> [WRITTEN PROBLEM] Every entry that follows needs to be repeated exactly.

start EXERCISE INPUTS

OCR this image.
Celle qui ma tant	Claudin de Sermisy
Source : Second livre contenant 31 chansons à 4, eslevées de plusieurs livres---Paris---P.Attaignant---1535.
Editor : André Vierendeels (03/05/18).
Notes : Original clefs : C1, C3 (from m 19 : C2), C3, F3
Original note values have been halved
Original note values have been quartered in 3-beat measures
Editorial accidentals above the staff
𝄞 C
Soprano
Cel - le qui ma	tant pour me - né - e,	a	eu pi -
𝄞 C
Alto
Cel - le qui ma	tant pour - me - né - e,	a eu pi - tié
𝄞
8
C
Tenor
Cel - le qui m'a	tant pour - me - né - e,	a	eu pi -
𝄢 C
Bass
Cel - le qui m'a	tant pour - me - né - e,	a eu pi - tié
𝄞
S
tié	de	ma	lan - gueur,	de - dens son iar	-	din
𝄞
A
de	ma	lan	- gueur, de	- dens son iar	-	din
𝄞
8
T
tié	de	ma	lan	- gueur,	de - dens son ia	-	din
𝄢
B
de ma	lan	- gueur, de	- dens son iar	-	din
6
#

end EXERCISE INPUTS

> [FINAL RESULT]
OCR this image.
Celle qui ma tant	Claudin de Sermisy
Source : Second livre contenant 31 chansons à 4, eslevées de plusieurs livres---Paris---P.Attaignant---1535.
Editor : André Vierendeels (03/05/18).
Notes : Original clefs : C1, C3 (from m 19 : C2), C3, F3
Original note values have been halved
Original note values have been quartered in 3-beat measures
Editorial accidentals above the staff
𝄞 C
Soprano
Cel - le qui ma	tant pour me - né - e,	a	eu pi -
𝄞 C
Alto
Cel - le qui ma	tant pour - me - né - e,	a eu pi - tié
𝄞
8
C
Tenor
Cel - le qui m'a	tant pour - me - né - e,	a	eu pi -
𝄢 C
Bass
Cel - le qui m'a	tant pour - me - né - e,	a eu pi - tié
𝄞
S
tié	de	ma	lan - gueur,	de - dens son iar	-	din
𝄞
A
de	ma	lan	- gueur, de	- dens son iar	-	din
𝄞
8
T
tié	de	ma	lan	- gueur,	de - dens son ia	-	din
𝄢
B
de ma	lan	- gueur, de	- dens son iar	-	din
6
#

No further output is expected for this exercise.